**WRITTEN REQUEST**
Check every line of the material below for the string "JSON", and return the ones that have it.

(A block of data)
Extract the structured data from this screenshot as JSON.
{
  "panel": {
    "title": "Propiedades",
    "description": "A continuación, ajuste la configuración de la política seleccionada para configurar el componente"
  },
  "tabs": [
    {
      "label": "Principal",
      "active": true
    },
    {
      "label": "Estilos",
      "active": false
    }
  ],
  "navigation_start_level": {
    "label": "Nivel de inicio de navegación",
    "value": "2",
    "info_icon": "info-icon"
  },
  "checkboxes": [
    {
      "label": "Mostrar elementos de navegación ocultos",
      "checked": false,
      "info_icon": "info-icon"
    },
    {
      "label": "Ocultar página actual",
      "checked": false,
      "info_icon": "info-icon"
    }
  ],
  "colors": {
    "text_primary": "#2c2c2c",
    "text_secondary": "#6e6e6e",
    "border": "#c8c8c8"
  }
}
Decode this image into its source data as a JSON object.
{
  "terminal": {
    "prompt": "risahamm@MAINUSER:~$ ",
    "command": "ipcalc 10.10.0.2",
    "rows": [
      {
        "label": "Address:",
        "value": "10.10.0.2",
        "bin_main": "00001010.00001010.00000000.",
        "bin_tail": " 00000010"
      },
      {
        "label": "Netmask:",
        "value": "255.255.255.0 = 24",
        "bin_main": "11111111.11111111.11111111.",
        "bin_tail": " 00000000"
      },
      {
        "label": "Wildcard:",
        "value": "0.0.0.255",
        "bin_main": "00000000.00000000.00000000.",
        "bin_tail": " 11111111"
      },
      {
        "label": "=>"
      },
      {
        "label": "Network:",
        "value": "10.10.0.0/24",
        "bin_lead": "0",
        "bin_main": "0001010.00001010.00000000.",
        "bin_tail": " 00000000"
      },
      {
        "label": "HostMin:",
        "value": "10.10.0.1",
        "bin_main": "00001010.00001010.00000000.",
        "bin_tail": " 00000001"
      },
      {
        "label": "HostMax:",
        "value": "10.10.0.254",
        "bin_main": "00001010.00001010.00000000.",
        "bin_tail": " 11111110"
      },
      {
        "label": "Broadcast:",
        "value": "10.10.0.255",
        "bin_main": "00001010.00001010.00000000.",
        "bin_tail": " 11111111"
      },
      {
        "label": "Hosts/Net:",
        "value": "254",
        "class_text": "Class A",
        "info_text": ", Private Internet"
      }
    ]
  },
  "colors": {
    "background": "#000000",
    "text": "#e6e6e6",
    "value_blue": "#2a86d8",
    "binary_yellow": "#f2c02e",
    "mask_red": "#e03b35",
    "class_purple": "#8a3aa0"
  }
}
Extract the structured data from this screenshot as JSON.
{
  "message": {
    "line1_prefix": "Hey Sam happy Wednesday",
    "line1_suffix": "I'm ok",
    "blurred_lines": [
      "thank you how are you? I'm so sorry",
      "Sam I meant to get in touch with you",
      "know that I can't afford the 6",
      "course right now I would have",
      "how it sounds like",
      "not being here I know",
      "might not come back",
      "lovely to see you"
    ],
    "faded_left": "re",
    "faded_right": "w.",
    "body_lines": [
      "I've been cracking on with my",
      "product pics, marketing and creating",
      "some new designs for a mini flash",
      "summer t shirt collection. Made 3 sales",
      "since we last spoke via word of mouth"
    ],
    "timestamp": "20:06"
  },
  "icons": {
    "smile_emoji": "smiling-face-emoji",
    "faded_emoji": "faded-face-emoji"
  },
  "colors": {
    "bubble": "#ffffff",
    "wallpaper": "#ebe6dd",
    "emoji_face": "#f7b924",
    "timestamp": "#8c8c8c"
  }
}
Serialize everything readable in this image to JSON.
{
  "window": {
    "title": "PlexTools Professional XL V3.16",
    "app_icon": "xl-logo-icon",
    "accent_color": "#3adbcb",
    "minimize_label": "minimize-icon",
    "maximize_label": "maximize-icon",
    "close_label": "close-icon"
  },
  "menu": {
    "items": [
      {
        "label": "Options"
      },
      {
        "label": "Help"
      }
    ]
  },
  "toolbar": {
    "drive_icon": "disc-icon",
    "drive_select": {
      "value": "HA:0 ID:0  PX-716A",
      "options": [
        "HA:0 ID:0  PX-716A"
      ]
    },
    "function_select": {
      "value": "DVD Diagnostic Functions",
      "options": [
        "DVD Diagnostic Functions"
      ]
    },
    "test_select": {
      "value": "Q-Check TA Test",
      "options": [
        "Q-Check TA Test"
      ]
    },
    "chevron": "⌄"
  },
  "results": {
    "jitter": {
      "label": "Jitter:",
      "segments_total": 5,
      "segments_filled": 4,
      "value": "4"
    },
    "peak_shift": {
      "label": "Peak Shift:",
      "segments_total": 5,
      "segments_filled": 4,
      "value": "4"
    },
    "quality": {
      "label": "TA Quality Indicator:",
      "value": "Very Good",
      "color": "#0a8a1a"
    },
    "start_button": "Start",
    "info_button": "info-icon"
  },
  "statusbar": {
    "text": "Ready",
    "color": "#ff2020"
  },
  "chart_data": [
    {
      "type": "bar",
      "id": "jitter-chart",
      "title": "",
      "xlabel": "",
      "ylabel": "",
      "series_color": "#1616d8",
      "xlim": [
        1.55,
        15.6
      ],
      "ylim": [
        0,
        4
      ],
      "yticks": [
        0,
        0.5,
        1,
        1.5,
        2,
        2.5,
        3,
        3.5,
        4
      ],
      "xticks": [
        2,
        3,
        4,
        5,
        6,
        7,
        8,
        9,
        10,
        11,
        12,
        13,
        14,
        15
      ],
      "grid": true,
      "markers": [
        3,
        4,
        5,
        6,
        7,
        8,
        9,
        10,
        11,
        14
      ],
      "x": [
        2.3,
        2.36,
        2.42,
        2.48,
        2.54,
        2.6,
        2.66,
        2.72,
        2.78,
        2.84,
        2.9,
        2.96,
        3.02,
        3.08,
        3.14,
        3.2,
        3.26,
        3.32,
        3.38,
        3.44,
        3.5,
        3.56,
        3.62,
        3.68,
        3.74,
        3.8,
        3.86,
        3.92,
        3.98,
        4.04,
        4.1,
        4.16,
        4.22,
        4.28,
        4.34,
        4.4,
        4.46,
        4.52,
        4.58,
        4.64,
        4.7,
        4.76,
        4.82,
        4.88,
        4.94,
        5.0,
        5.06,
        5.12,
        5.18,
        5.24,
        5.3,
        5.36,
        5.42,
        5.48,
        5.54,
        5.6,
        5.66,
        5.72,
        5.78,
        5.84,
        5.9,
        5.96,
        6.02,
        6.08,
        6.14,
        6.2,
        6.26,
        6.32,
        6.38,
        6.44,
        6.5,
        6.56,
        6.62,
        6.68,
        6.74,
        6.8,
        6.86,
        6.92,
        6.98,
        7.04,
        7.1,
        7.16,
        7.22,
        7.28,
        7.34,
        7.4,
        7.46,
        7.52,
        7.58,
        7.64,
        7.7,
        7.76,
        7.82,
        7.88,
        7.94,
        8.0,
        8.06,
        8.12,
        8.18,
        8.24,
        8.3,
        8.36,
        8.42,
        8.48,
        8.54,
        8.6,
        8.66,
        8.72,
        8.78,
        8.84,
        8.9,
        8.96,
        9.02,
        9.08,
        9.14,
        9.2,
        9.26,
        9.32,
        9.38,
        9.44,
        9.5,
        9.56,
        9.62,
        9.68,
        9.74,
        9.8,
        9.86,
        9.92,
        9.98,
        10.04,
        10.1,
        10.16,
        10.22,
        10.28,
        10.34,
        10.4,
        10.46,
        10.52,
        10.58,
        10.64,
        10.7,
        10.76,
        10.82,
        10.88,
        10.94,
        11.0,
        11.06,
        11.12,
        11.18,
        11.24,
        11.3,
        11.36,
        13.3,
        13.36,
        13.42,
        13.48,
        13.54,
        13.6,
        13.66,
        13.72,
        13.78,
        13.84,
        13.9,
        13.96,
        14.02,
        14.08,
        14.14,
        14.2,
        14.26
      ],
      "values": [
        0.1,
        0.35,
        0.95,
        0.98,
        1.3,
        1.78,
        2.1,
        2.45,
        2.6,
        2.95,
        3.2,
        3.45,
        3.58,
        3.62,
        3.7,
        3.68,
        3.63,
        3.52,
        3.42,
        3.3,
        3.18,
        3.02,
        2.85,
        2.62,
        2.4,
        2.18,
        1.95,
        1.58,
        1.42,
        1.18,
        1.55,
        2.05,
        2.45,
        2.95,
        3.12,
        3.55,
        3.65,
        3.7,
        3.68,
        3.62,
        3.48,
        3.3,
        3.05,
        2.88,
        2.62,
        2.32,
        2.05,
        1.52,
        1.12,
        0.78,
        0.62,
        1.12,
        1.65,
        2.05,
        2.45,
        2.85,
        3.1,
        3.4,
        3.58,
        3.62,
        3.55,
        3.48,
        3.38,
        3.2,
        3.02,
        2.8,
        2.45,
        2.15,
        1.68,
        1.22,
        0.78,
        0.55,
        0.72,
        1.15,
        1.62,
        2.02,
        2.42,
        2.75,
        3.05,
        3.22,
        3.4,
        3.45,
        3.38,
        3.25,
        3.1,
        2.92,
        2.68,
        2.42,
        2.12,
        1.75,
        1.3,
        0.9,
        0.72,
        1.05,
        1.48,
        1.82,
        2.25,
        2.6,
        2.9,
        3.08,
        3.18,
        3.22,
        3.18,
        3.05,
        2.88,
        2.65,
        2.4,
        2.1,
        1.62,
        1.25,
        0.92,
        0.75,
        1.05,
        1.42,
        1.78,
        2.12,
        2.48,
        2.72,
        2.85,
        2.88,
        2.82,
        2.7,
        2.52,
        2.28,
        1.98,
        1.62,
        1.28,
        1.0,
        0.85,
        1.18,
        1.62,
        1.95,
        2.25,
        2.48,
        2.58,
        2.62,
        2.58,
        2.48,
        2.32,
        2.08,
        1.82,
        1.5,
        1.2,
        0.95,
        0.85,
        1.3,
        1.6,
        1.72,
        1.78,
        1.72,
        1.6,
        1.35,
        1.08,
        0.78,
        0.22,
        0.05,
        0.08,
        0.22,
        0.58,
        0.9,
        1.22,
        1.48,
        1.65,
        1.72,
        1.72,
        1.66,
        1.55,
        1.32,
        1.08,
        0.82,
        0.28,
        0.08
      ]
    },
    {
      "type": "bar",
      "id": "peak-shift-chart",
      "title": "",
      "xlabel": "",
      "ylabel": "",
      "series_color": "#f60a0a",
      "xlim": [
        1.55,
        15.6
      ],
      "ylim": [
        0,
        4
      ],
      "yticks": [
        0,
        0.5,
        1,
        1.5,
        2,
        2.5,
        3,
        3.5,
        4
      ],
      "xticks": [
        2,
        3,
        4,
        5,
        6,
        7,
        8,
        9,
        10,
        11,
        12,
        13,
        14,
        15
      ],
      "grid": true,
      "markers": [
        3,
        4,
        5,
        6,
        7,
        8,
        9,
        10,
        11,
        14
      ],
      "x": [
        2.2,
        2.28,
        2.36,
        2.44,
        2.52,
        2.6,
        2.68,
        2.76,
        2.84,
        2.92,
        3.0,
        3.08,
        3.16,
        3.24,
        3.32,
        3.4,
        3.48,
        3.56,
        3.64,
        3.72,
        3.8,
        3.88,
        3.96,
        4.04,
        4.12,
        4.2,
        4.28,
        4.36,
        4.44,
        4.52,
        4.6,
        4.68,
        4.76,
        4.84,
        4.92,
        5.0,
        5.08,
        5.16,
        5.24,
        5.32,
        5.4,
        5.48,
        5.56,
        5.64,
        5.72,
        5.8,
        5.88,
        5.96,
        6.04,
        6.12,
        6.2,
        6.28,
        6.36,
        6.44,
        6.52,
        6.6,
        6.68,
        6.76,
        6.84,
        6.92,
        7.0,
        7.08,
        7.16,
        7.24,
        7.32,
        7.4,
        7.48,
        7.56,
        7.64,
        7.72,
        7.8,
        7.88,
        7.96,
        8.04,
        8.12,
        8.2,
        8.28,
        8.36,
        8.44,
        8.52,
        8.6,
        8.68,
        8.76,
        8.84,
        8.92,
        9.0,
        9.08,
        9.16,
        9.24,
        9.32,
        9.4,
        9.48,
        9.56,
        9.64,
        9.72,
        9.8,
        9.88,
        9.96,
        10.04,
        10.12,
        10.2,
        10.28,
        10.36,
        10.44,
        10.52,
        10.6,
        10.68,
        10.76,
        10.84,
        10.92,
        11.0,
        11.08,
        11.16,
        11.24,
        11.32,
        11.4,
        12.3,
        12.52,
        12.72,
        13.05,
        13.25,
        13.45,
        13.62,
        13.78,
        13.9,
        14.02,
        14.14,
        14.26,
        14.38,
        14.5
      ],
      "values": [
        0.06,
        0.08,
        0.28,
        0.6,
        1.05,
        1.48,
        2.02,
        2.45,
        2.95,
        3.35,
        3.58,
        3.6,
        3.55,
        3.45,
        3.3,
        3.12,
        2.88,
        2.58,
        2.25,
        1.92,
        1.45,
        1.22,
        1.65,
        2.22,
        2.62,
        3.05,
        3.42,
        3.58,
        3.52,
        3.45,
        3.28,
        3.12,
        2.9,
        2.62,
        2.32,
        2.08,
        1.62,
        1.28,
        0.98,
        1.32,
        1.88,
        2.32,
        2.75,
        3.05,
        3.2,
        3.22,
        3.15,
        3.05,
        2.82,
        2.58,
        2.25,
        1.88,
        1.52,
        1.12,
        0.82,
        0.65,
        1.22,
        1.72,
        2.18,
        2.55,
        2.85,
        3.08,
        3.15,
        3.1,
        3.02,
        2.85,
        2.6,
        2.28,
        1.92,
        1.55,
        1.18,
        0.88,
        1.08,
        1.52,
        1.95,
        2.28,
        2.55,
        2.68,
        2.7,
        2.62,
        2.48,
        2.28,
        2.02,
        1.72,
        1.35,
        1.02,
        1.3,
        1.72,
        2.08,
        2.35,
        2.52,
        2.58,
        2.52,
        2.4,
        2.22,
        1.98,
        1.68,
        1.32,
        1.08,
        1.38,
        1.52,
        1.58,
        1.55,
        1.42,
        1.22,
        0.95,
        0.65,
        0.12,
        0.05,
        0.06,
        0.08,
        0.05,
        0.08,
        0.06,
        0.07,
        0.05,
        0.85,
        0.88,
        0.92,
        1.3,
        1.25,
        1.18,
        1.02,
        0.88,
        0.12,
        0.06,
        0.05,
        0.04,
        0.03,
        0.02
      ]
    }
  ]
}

**SOLUTION TO THIS PROBLEM**
Extract the structured data from this screenshot as JSON.
Decode this image into its source data as a JSON object.
Extract the structured data from this screenshot as JSON.
Serialize everything readable in this image to JSON.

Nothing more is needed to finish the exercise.